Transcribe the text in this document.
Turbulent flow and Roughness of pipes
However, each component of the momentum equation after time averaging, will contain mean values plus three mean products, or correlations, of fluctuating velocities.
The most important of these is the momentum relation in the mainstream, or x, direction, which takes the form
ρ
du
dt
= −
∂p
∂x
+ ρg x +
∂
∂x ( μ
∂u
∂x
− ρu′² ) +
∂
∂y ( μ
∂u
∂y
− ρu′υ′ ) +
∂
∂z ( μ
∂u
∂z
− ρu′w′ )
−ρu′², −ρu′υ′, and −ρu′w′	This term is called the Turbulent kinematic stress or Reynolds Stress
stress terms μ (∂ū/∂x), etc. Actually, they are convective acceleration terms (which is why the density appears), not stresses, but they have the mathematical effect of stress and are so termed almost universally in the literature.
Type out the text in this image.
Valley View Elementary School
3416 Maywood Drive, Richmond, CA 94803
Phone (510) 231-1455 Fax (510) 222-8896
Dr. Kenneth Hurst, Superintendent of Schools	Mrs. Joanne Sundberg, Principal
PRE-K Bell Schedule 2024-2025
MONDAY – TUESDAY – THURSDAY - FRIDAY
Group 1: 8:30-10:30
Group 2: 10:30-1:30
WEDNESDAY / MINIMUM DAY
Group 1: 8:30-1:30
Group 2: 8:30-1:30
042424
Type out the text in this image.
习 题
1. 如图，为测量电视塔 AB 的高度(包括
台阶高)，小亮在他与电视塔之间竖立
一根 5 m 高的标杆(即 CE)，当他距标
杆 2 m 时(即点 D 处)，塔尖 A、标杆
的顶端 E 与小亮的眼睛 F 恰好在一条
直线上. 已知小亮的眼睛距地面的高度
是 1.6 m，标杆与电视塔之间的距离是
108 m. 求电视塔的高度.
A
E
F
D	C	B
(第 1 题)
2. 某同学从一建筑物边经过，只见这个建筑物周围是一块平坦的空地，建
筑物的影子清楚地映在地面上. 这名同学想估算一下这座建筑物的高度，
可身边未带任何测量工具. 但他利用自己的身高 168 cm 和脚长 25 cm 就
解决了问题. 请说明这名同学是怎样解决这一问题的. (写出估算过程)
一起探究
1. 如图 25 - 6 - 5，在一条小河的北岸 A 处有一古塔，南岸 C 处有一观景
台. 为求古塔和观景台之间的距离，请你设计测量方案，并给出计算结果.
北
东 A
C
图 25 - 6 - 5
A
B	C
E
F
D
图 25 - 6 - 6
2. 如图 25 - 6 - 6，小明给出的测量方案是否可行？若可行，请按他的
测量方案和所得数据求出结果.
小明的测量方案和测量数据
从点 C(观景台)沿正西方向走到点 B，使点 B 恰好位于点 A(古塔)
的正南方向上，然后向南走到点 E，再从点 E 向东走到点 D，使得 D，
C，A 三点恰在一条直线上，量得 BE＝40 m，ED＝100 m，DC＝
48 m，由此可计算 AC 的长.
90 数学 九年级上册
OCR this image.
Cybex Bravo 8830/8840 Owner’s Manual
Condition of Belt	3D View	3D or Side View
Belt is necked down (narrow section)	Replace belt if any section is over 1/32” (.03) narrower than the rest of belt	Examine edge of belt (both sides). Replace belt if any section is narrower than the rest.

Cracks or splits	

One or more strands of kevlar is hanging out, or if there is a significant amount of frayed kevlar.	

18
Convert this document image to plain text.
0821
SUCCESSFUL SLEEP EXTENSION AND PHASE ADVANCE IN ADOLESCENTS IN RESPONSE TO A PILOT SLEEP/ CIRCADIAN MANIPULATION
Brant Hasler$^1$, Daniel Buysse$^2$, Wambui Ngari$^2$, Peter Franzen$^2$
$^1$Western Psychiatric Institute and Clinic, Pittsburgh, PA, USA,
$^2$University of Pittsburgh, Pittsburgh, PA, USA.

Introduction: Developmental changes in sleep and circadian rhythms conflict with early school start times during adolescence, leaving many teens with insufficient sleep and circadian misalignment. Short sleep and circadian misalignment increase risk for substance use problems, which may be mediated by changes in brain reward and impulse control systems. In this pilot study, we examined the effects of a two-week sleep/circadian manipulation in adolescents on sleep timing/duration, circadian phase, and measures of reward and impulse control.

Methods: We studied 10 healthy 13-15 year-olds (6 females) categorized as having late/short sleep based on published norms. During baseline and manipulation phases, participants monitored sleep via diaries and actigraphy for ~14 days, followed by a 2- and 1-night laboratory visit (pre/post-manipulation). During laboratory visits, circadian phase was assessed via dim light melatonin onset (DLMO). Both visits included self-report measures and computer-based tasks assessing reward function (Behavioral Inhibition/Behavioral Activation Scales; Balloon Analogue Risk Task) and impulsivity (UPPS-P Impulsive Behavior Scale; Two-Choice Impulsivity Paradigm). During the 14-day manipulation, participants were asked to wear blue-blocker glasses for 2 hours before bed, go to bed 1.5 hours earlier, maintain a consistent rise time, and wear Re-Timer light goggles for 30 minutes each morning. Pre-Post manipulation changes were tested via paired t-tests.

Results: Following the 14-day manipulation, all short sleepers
-------------------------
• [PROBLEM]
Give the material above again, word for word.

• [TASK RESULT]
Transcribe the text in this document.
Turbulent flow and Roughness of pipes
However, each component of the momentum equation after time averaging, will contain mean values plus three mean products, or correlations, of fluctuating velocities.
The most important of these is the momentum relation in the mainstream, or x, direction, which takes the form
ρ
du
dt
= −
∂p
∂x
+ ρg x +
∂
∂x ( μ
∂u
∂x
− ρu′² ) +
∂
∂y ( μ
∂u
∂y
− ρu′υ′ ) +
∂
∂z ( μ
∂u
∂z
− ρu′w′ )
−ρu′², −ρu′υ′, and −ρu′w′	This term is called the Turbulent kinematic stress or Reynolds Stress
stress terms μ (∂ū/∂x), etc. Actually, they are convective acceleration terms (which is why the density appears), not stresses, but they have the mathematical effect of stress and are so termed almost universally in the literature.
Type out the text in this image.
Valley View Elementary School
3416 Maywood Drive, Richmond, CA 94803
Phone (510) 231-1455 Fax (510) 222-8896
Dr. Kenneth Hurst, Superintendent of Schools	Mrs. Joanne Sundberg, Principal
PRE-K Bell Schedule 2024-2025
MONDAY – TUESDAY – THURSDAY - FRIDAY
Group 1: 8:30-10:30
Group 2: 10:30-1:30
WEDNESDAY / MINIMUM DAY
Group 1: 8:30-1:30
Group 2: 8:30-1:30
042424
Type out the text in this image.
习 题
1. 如图，为测量电视塔 AB 的高度(包括
台阶高)，小亮在他与电视塔之间竖立
一根 5 m 高的标杆(即 CE)，当他距标
杆 2 m 时(即点 D 处)，塔尖 A、标杆
的顶端 E 与小亮的眼睛 F 恰好在一条
直线上. 已知小亮的眼睛距地面的高度
是 1.6 m，标杆与电视塔之间的距离是
108 m. 求电视塔的高度.
A
E
F
D	C	B
(第 1 题)
2. 某同学从一建筑物边经过，只见这个建筑物周围是一块平坦的空地，建
筑物的影子清楚地映在地面上. 这名同学想估算一下这座建筑物的高度，
可身边未带任何测量工具. 但他利用自己的身高 168 cm 和脚长 25 cm 就
解决了问题. 请说明这名同学是怎样解决这一问题的. (写出估算过程)
一起探究
1. 如图 25 - 6 - 5，在一条小河的北岸 A 处有一古塔，南岸 C 处有一观景
台. 为求古塔和观景台之间的距离，请你设计测量方案，并给出计算结果.
北
东 A
C
图 25 - 6 - 5
A
B	C
E
F
D
图 25 - 6 - 6
2. 如图 25 - 6 - 6，小明给出的测量方案是否可行？若可行，请按他的
测量方案和所得数据求出结果.
小明的测量方案和测量数据
从点 C(观景台)沿正西方向走到点 B，使点 B 恰好位于点 A(古塔)
的正南方向上，然后向南走到点 E，再从点 E 向东走到点 D，使得 D，
C，A 三点恰在一条直线上，量得 BE＝40 m，ED＝100 m，DC＝
48 m，由此可计算 AC 的长.
90 数学 九年级上册
OCR this image.
Cybex Bravo 8830/8840 Owner’s Manual
Condition of Belt	3D View	3D or Side View
Belt is necked down (narrow section)	Replace belt if any section is over 1/32” (.03) narrower than the rest of belt	Examine edge of belt (both sides). Replace belt if any section is narrower than the rest.

Cracks or splits	

One or more strands of kevlar is hanging out, or if there is a significant amount of frayed kevlar.	

18
Convert this document image to plain text.
0821
SUCCESSFUL SLEEP EXTENSION AND PHASE ADVANCE IN ADOLESCENTS IN RESPONSE TO A PILOT SLEEP/ CIRCADIAN MANIPULATION
Brant Hasler$^1$, Daniel Buysse$^2$, Wambui Ngari$^2$, Peter Franzen$^2$
$^1$Western Psychiatric Institute and Clinic, Pittsburgh, PA, USA,
$^2$University of Pittsburgh, Pittsburgh, PA, USA.

Introduction: Developmental changes in sleep and circadian rhythms conflict with early school start times during adolescence, leaving many teens with insufficient sleep and circadian misalignment. Short sleep and circadian misalignment increase risk for substance use problems, which may be mediated by changes in brain reward and impulse control systems. In this pilot study, we examined the effects of a two-week sleep/circadian manipulation in adolescents on sleep timing/duration, circadian phase, and measures of reward and impulse control.

Methods: We studied 10 healthy 13-15 year-olds (6 females) categorized as having late/short sleep based on published norms. During baseline and manipulation phases, participants monitored sleep via diaries and actigraphy for ~14 days, followed by a 2- and 1-night laboratory visit (pre/post-manipulation). During laboratory visits, circadian phase was assessed via dim light melatonin onset (DLMO). Both visits included self-report measures and computer-based tasks assessing reward function (Behavioral Inhibition/Behavioral Activation Scales; Balloon Analogue Risk Task) and impulsivity (UPPS-P Impulsive Behavior Scale; Two-Choice Impulsivity Paradigm). During the 14-day manipulation, participants were asked to wear blue-blocker glasses for 2 hours before bed, go to bed 1.5 hours earlier, maintain a consistent rise time, and wear Re-Timer light goggles for 30 minutes each morning. Pre-Post manipulation changes were tested via paired t-tests.

Results: Following the 14-day manipulation, all short sleepers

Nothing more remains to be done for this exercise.